Search the material below for the word "values". Copy every line that has it.

- Records for the exercise
■ ■ ■

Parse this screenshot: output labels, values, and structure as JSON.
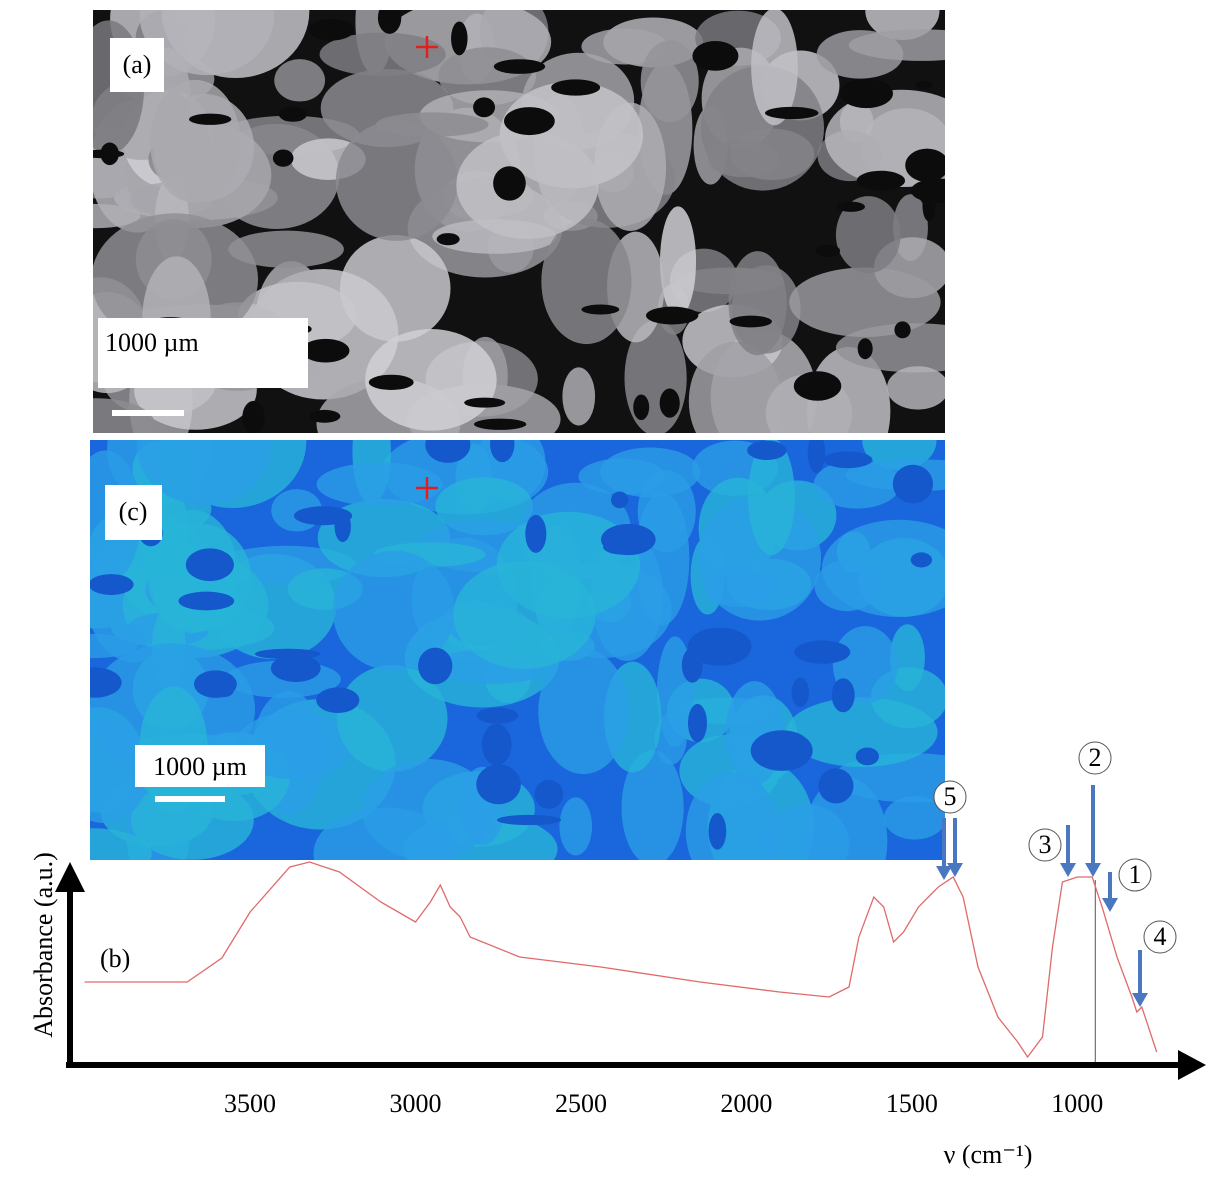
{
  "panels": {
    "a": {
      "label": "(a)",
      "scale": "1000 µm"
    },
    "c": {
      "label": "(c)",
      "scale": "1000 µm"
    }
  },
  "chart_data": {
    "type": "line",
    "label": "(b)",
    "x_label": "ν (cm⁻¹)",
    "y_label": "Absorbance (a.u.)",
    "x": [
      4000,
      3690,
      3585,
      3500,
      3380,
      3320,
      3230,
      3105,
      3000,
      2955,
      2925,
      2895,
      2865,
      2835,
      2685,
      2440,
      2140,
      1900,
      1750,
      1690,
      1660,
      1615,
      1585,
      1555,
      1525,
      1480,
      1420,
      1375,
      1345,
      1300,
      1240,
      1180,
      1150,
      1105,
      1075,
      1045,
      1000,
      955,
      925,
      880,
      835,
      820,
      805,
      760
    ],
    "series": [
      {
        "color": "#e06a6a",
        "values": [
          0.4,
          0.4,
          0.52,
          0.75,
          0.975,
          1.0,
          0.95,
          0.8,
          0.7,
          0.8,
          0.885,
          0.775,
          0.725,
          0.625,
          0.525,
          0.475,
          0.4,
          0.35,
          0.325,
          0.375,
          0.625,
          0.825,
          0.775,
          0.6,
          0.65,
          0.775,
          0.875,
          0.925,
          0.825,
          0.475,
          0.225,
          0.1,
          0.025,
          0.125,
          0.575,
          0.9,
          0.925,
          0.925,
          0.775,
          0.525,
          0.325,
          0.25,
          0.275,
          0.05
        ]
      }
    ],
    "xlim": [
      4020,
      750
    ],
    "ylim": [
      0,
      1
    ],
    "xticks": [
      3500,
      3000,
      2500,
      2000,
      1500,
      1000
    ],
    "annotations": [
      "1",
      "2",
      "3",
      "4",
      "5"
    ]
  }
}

■ ■ ■

- Answer for this exercise
Parse this screenshot: output labels, values, and structure as JSON.
        "values": [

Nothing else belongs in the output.